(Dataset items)
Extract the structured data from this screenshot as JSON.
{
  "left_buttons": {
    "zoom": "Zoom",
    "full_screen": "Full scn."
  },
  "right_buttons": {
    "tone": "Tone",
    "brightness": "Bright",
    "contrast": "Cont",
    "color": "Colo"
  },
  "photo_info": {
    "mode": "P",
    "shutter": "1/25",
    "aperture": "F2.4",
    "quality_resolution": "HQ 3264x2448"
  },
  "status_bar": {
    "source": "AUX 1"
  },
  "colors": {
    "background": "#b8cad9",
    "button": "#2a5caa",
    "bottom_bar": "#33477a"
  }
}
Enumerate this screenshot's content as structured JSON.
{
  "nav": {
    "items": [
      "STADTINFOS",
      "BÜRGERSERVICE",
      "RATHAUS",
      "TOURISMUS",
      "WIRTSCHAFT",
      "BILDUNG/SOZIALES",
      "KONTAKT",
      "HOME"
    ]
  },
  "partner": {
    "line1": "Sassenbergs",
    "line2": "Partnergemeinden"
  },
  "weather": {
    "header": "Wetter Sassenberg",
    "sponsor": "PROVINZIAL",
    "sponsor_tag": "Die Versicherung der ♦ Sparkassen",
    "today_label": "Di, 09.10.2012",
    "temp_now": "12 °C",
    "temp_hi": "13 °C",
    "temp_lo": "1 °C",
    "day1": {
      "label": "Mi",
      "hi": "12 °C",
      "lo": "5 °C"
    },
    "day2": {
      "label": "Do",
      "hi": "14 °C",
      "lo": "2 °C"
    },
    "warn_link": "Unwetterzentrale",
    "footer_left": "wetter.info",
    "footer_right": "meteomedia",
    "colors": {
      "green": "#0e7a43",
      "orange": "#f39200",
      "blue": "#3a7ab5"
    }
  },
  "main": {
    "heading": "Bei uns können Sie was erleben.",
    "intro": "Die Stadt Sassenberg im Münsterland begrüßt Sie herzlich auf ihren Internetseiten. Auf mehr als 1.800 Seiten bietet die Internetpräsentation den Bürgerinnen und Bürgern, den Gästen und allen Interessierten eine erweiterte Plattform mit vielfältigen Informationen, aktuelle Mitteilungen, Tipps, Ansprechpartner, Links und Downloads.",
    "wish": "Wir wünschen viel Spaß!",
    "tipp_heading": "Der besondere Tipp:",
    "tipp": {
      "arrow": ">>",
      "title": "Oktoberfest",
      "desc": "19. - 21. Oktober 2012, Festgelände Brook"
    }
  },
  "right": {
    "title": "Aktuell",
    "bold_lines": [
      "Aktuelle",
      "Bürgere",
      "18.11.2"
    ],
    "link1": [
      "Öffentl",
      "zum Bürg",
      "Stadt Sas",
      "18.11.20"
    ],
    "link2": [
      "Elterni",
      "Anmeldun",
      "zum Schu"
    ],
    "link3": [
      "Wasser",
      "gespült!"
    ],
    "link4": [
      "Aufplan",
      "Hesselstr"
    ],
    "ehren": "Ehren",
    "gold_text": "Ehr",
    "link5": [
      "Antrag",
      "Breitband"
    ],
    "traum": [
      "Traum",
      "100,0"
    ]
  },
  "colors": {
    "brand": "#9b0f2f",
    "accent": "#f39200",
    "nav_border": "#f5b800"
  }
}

> [WHAT YOU SHOULD DO]: Pick out the lines above containing the word "this", then copy them.

> [FULL ANSWER]:
Extract the structured data from this screenshot as JSON.
Enumerate this screenshot's content as structured JSON.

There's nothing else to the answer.